INPUT ROWS.
++++

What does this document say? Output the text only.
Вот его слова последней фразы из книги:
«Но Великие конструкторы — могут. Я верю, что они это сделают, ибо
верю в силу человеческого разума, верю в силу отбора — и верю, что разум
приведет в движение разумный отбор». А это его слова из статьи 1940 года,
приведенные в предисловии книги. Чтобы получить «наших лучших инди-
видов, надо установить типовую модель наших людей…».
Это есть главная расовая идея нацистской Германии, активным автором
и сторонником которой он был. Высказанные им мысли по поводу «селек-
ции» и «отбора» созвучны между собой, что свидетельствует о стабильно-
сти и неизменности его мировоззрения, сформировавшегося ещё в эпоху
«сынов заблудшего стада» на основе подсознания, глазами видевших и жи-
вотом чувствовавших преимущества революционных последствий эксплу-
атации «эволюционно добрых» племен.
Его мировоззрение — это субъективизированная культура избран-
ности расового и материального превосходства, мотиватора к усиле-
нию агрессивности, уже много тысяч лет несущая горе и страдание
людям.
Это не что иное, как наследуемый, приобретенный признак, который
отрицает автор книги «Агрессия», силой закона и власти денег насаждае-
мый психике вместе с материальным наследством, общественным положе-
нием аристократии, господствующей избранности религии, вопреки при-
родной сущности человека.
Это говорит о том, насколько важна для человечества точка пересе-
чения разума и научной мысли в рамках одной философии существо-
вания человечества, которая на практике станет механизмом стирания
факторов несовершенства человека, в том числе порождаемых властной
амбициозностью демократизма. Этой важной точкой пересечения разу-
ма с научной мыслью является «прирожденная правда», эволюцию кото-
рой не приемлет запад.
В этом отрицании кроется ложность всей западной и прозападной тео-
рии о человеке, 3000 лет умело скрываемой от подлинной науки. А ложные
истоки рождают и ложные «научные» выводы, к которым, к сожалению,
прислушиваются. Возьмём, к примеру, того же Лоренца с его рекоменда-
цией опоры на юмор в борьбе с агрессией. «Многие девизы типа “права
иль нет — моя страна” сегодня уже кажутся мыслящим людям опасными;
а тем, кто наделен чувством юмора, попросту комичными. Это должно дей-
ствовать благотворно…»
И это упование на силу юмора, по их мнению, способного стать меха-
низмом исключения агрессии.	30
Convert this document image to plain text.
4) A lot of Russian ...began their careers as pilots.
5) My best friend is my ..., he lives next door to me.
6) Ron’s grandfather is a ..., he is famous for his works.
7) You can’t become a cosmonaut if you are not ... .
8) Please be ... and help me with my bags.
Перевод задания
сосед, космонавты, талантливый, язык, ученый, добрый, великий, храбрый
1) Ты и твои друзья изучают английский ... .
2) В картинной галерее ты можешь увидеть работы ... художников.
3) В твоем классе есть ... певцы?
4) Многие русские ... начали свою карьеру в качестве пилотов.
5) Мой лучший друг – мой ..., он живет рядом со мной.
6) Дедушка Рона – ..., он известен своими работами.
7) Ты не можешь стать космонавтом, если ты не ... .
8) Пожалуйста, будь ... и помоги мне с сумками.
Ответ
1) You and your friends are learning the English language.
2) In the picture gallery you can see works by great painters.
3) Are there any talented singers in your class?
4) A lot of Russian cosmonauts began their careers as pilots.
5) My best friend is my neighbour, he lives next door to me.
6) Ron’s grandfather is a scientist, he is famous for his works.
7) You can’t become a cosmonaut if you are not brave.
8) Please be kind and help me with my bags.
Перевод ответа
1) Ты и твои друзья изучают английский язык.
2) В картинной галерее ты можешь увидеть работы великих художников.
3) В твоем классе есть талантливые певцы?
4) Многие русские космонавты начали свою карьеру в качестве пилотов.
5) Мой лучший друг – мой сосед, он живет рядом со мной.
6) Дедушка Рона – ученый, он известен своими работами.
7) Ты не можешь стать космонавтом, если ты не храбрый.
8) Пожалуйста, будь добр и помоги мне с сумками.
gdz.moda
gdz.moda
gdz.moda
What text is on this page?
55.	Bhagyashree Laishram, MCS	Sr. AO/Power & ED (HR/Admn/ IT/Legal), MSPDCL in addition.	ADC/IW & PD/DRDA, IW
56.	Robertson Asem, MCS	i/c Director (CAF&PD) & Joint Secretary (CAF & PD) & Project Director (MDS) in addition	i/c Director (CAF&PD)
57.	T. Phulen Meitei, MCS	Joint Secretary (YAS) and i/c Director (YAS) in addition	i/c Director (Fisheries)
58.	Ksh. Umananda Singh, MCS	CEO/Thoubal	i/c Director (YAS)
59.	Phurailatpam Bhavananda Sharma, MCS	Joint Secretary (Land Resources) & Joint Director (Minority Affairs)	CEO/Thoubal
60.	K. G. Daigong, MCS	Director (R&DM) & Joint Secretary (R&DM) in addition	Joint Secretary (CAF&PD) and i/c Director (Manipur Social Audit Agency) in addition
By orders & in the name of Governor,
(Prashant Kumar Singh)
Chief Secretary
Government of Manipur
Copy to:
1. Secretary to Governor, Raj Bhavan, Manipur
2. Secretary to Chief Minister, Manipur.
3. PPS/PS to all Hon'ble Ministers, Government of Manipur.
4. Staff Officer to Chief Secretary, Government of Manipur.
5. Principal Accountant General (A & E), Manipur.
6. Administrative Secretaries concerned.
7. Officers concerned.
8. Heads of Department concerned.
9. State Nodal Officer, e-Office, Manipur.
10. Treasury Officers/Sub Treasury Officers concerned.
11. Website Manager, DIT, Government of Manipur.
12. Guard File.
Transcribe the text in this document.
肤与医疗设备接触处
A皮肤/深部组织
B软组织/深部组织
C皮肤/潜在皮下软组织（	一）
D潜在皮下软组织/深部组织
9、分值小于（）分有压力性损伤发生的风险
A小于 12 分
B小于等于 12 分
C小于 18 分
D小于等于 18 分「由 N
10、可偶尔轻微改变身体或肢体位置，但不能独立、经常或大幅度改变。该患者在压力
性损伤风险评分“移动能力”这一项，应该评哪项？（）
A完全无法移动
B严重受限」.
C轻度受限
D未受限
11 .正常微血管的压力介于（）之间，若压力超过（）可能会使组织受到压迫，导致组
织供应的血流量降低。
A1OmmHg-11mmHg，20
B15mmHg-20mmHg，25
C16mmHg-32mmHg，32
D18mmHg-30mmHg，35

++++

DESCRIPTION OF THE TASK. Repeat only the lines running from the line that contains "Transcribe the text in this document." through the last line above, inclusive.

EXERCISE ANSWER.
Transcribe the text in this document.
肤与医疗设备接触处
A皮肤/深部组织
B软组织/深部组织
C皮肤/潜在皮下软组织（	一）
D潜在皮下软组织/深部组织
9、分值小于（）分有压力性损伤发生的风险
A小于 12 分
B小于等于 12 分
C小于 18 分
D小于等于 18 分「由 N
10、可偶尔轻微改变身体或肢体位置，但不能独立、经常或大幅度改变。该患者在压力
性损伤风险评分“移动能力”这一项，应该评哪项？（）
A完全无法移动
B严重受限」.
C轻度受限
D未受限
11 .正常微血管的压力介于（）之间，若压力超过（）可能会使组织受到压迫，导致组
织供应的血流量降低。
A1OmmHg-11mmHg，20
B15mmHg-20mmHg，25
C16mmHg-32mmHg，32
D18mmHg-30mmHg，35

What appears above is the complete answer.